— Given problem —
Every entry here needs to be repeated exactly.

— Input material —

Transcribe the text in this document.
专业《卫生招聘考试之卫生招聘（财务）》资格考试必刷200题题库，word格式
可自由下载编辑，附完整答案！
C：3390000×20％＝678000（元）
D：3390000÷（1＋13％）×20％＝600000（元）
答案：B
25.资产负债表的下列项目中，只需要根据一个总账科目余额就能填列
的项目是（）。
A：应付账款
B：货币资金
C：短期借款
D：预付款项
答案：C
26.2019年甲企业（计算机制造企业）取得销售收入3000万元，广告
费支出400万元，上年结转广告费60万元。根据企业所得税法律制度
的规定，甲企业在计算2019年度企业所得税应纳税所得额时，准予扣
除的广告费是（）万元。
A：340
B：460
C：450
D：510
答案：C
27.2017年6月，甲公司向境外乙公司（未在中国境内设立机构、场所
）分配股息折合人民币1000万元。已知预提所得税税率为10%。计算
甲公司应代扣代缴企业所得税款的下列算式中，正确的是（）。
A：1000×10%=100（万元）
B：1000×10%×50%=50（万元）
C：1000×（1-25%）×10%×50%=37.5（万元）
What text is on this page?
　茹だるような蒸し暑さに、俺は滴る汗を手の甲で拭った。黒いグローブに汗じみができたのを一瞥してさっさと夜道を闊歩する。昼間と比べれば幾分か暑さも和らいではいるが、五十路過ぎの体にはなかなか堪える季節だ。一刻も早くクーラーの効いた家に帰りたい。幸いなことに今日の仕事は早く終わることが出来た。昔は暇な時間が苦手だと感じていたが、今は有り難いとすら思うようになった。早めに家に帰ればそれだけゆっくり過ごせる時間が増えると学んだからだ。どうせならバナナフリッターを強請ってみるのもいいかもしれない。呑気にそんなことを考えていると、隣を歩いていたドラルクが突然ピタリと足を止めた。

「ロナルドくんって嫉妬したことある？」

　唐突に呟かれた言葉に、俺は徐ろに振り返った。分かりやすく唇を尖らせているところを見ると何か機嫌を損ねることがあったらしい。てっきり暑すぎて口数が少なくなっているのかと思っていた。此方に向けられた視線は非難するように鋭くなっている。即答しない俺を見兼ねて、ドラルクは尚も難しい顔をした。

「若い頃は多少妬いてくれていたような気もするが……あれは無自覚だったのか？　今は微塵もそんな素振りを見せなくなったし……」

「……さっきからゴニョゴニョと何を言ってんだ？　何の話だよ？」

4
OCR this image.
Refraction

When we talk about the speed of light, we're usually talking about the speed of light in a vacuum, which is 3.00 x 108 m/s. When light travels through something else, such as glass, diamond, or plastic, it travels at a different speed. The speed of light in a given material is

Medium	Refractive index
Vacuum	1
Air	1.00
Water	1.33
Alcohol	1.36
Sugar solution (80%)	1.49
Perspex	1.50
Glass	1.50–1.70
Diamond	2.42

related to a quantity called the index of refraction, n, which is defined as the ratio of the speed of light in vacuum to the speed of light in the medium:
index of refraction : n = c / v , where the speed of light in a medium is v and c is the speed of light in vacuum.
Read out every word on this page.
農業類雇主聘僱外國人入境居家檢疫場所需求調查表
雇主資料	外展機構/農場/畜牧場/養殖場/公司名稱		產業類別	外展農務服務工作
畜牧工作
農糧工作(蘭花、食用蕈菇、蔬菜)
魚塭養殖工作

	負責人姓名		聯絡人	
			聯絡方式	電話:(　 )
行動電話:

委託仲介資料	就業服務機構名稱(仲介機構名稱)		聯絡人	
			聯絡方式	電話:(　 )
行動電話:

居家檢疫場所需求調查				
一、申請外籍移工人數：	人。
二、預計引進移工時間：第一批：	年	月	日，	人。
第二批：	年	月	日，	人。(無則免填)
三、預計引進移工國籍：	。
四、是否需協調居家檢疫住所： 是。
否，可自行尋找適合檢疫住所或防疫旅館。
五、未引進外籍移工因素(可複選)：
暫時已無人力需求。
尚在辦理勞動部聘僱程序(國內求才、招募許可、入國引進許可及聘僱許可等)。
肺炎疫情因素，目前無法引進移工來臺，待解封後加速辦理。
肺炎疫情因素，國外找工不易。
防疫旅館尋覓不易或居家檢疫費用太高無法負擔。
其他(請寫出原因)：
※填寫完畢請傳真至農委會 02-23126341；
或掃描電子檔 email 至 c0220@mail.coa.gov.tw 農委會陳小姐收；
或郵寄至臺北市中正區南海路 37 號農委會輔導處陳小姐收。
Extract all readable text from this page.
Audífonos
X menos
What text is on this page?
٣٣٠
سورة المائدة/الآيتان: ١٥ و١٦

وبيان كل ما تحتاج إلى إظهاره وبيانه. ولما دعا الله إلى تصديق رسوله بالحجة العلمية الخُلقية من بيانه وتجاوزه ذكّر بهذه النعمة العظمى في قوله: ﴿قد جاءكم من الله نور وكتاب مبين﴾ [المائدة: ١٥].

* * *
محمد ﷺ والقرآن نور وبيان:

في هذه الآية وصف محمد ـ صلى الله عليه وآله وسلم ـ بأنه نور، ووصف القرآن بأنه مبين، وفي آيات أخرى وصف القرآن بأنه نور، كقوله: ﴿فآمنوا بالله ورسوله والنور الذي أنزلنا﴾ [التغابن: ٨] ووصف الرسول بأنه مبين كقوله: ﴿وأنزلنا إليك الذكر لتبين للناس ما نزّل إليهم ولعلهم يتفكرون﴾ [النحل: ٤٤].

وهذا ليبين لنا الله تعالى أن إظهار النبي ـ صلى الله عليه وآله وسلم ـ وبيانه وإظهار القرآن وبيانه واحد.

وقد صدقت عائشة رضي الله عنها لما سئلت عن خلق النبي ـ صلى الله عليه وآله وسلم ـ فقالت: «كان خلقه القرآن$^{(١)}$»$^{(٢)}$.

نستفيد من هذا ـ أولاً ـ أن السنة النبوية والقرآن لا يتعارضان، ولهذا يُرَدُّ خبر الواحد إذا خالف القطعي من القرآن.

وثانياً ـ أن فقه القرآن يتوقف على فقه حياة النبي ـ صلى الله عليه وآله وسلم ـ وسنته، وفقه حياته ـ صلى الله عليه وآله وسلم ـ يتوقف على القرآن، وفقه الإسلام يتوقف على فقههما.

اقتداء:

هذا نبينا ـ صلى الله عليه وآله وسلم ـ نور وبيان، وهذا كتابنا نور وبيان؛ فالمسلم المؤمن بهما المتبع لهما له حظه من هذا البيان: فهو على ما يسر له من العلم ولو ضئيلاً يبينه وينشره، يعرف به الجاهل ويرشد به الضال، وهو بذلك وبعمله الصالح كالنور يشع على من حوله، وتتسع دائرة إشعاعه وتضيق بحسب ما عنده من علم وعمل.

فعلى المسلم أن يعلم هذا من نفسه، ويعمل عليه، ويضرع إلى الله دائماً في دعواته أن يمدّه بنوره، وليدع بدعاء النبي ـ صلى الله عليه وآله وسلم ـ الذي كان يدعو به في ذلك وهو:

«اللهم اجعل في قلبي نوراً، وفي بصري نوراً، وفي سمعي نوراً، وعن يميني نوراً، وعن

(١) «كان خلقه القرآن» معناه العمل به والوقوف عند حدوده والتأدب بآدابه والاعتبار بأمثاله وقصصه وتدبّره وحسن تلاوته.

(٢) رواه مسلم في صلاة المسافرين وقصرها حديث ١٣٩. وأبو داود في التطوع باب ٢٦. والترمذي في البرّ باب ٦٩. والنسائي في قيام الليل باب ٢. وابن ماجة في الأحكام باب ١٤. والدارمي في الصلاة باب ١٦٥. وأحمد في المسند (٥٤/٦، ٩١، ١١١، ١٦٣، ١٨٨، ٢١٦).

— Result for this exercise —
Transcribe the text in this document.
专业《卫生招聘考试之卫生招聘（财务）》资格考试必刷200题题库，word格式
可自由下载编辑，附完整答案！
C：3390000×20％＝678000（元）
D：3390000÷（1＋13％）×20％＝600000（元）
答案：B
25.资产负债表的下列项目中，只需要根据一个总账科目余额就能填列
的项目是（）。
A：应付账款
B：货币资金
C：短期借款
D：预付款项
答案：C
26.2019年甲企业（计算机制造企业）取得销售收入3000万元，广告
费支出400万元，上年结转广告费60万元。根据企业所得税法律制度
的规定，甲企业在计算2019年度企业所得税应纳税所得额时，准予扣
除的广告费是（）万元。
A：340
B：460
C：450
D：510
答案：C
27.2017年6月，甲公司向境外乙公司（未在中国境内设立机构、场所
）分配股息折合人民币1000万元。已知预提所得税税率为10%。计算
甲公司应代扣代缴企业所得税款的下列算式中，正确的是（）。
A：1000×10%=100（万元）
B：1000×10%×50%=50（万元）
C：1000×（1-25%）×10%×50%=37.5（万元）
What text is on this page?
　茹だるような蒸し暑さに、俺は滴る汗を手の甲で拭った。黒いグローブに汗じみができたのを一瞥してさっさと夜道を闊歩する。昼間と比べれば幾分か暑さも和らいではいるが、五十路過ぎの体にはなかなか堪える季節だ。一刻も早くクーラーの効いた家に帰りたい。幸いなことに今日の仕事は早く終わることが出来た。昔は暇な時間が苦手だと感じていたが、今は有り難いとすら思うようになった。早めに家に帰ればそれだけゆっくり過ごせる時間が増えると学んだからだ。どうせならバナナフリッターを強請ってみるのもいいかもしれない。呑気にそんなことを考えていると、隣を歩いていたドラルクが突然ピタリと足を止めた。

「ロナルドくんって嫉妬したことある？」

　唐突に呟かれた言葉に、俺は徐ろに振り返った。分かりやすく唇を尖らせているところを見ると何か機嫌を損ねることがあったらしい。てっきり暑すぎて口数が少なくなっているのかと思っていた。此方に向けられた視線は非難するように鋭くなっている。即答しない俺を見兼ねて、ドラルクは尚も難しい顔をした。

「若い頃は多少妬いてくれていたような気もするが……あれは無自覚だったのか？　今は微塵もそんな素振りを見せなくなったし……」

「……さっきからゴニョゴニョと何を言ってんだ？　何の話だよ？」

4
OCR this image.
Refraction

When we talk about the speed of light, we're usually talking about the speed of light in a vacuum, which is 3.00 x 108 m/s. When light travels through something else, such as glass, diamond, or plastic, it travels at a different speed. The speed of light in a given material is

Medium	Refractive index
Vacuum	1
Air	1.00
Water	1.33
Alcohol	1.36
Sugar solution (80%)	1.49
Perspex	1.50
Glass	1.50–1.70
Diamond	2.42

related to a quantity called the index of refraction, n, which is defined as the ratio of the speed of light in vacuum to the speed of light in the medium:
index of refraction : n = c / v , where the speed of light in a medium is v and c is the speed of light in vacuum.
Read out every word on this page.
農業類雇主聘僱外國人入境居家檢疫場所需求調查表
雇主資料	外展機構/農場/畜牧場/養殖場/公司名稱		產業類別	外展農務服務工作
畜牧工作
農糧工作(蘭花、食用蕈菇、蔬菜)
魚塭養殖工作

	負責人姓名		聯絡人	
			聯絡方式	電話:(　 )
行動電話:

委託仲介資料	就業服務機構名稱(仲介機構名稱)		聯絡人	
			聯絡方式	電話:(　 )
行動電話:

居家檢疫場所需求調查				
一、申請外籍移工人數：	人。
二、預計引進移工時間：第一批：	年	月	日，	人。
第二批：	年	月	日，	人。(無則免填)
三、預計引進移工國籍：	。
四、是否需協調居家檢疫住所： 是。
否，可自行尋找適合檢疫住所或防疫旅館。
五、未引進外籍移工因素(可複選)：
暫時已無人力需求。
尚在辦理勞動部聘僱程序(國內求才、招募許可、入國引進許可及聘僱許可等)。
肺炎疫情因素，目前無法引進移工來臺，待解封後加速辦理。
肺炎疫情因素，國外找工不易。
防疫旅館尋覓不易或居家檢疫費用太高無法負擔。
其他(請寫出原因)：
※填寫完畢請傳真至農委會 02-23126341；
或掃描電子檔 email 至 c0220@mail.coa.gov.tw 農委會陳小姐收；
或郵寄至臺北市中正區南海路 37 號農委會輔導處陳小姐收。
Extract all readable text from this page.
Audífonos
X menos
What text is on this page?
٣٣٠
سورة المائدة/الآيتان: ١٥ و١٦

وبيان كل ما تحتاج إلى إظهاره وبيانه. ولما دعا الله إلى تصديق رسوله بالحجة العلمية الخُلقية من بيانه وتجاوزه ذكّر بهذه النعمة العظمى في قوله: ﴿قد جاءكم من الله نور وكتاب مبين﴾ [المائدة: ١٥].

* * *
محمد ﷺ والقرآن نور وبيان:

في هذه الآية وصف محمد ـ صلى الله عليه وآله وسلم ـ بأنه نور، ووصف القرآن بأنه مبين، وفي آيات أخرى وصف القرآن بأنه نور، كقوله: ﴿فآمنوا بالله ورسوله والنور الذي أنزلنا﴾ [التغابن: ٨] ووصف الرسول بأنه مبين كقوله: ﴿وأنزلنا إليك الذكر لتبين للناس ما نزّل إليهم ولعلهم يتفكرون﴾ [النحل: ٤٤].

وهذا ليبين لنا الله تعالى أن إظهار النبي ـ صلى الله عليه وآله وسلم ـ وبيانه وإظهار القرآن وبيانه واحد.

وقد صدقت عائشة رضي الله عنها لما سئلت عن خلق النبي ـ صلى الله عليه وآله وسلم ـ فقالت: «كان خلقه القرآن$^{(١)}$»$^{(٢)}$.

نستفيد من هذا ـ أولاً ـ أن السنة النبوية والقرآن لا يتعارضان، ولهذا يُرَدُّ خبر الواحد إذا خالف القطعي من القرآن.

وثانياً ـ أن فقه القرآن يتوقف على فقه حياة النبي ـ صلى الله عليه وآله وسلم ـ وسنته، وفقه حياته ـ صلى الله عليه وآله وسلم ـ يتوقف على القرآن، وفقه الإسلام يتوقف على فقههما.

اقتداء:

هذا نبينا ـ صلى الله عليه وآله وسلم ـ نور وبيان، وهذا كتابنا نور وبيان؛ فالمسلم المؤمن بهما المتبع لهما له حظه من هذا البيان: فهو على ما يسر له من العلم ولو ضئيلاً يبينه وينشره، يعرف به الجاهل ويرشد به الضال، وهو بذلك وبعمله الصالح كالنور يشع على من حوله، وتتسع دائرة إشعاعه وتضيق بحسب ما عنده من علم وعمل.

فعلى المسلم أن يعلم هذا من نفسه، ويعمل عليه، ويضرع إلى الله دائماً في دعواته أن يمدّه بنوره، وليدع بدعاء النبي ـ صلى الله عليه وآله وسلم ـ الذي كان يدعو به في ذلك وهو:

«اللهم اجعل في قلبي نوراً، وفي بصري نوراً، وفي سمعي نوراً، وعن يميني نوراً، وعن

(١) «كان خلقه القرآن» معناه العمل به والوقوف عند حدوده والتأدب بآدابه والاعتبار بأمثاله وقصصه وتدبّره وحسن تلاوته.

(٢) رواه مسلم في صلاة المسافرين وقصرها حديث ١٣٩. وأبو داود في التطوع باب ٢٦. والترمذي في البرّ باب ٦٩. والنسائي في قيام الليل باب ٢. وابن ماجة في الأحكام باب ١٤. والدارمي في الصلاة باب ١٦٥. وأحمد في المسند (٥٤/٦، ٩١، ١١١، ١٦٣، ١٨٨، ٢١٦).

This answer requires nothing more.